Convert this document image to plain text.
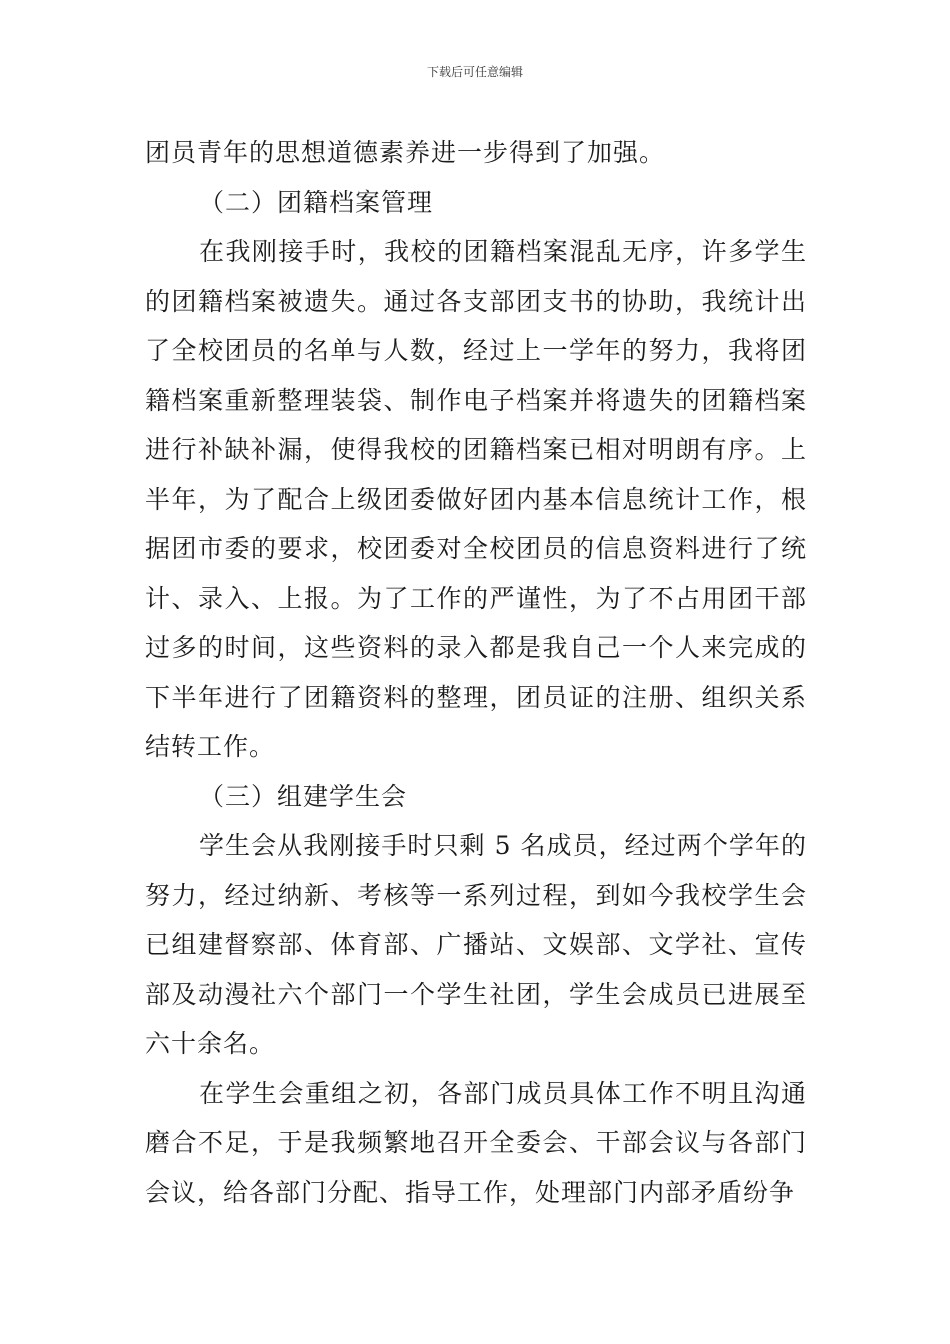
下载后可任意编辑

团员青年的思想道德素养进一步得到了加强。

（二）团籍档案管理

在我刚接手时，我校的团籍档案混乱无序，许多学生的团籍档案被遗失。通过各支部团支书的协助，我统计出了全校团员的名单与人数，经过上一学年的努力，我将团籍档案重新整理装袋、制作电子档案并将遗失的团籍档案进行补缺补漏，使得我校的团籍档案已相对明朗有序。上半年，为了配合上级团委做好团内基本信息统计工作，根据团市委的要求，校团委对全校团员的信息资料进行了统计、录入、上报。为了工作的严谨性，为了不占用团干部过多的时间，这些资料的录入都是我自己一个人来完成的下半年进行了团籍资料的整理，团员证的注册、组织关系结转工作。

（三）组建学生会

学生会从我刚接手时只剩 5 名成员，经过两个学年的努力，经过纳新、考核等一系列过程，到如今我校学生会已组建督察部、体育部、广播站、文娱部、文学社、宣传部及动漫社六个部门一个学生社团，学生会成员已进展至六十余名。

在学生会重组之初，各部门成员具体工作不明且沟通磨合不足，于是我频繁地召开全委会、干部会议与各部门会议，给各部门分配、指导工作，处理部门内部矛盾纷争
# # #
*Aim:* Output the material word for word, omitting its pictures.

*Output of the task:*
Convert this document image to plain text.
下载后可任意编辑

团员青年的思想道德素养进一步得到了加强。

（二）团籍档案管理

在我刚接手时，我校的团籍档案混乱无序，许多学生的团籍档案被遗失。通过各支部团支书的协助，我统计出了全校团员的名单与人数，经过上一学年的努力，我将团籍档案重新整理装袋、制作电子档案并将遗失的团籍档案进行补缺补漏，使得我校的团籍档案已相对明朗有序。上半年，为了配合上级团委做好团内基本信息统计工作，根据团市委的要求，校团委对全校团员的信息资料进行了统计、录入、上报。为了工作的严谨性，为了不占用团干部过多的时间，这些资料的录入都是我自己一个人来完成的下半年进行了团籍资料的整理，团员证的注册、组织关系结转工作。

（三）组建学生会

学生会从我刚接手时只剩 5 名成员，经过两个学年的努力，经过纳新、考核等一系列过程，到如今我校学生会已组建督察部、体育部、广播站、文娱部、文学社、宣传部及动漫社六个部门一个学生社团，学生会成员已进展至六十余名。

在学生会重组之初，各部门成员具体工作不明且沟通磨合不足，于是我频繁地召开全委会、干部会议与各部门会议，给各部门分配、指导工作，处理部门内部矛盾纷争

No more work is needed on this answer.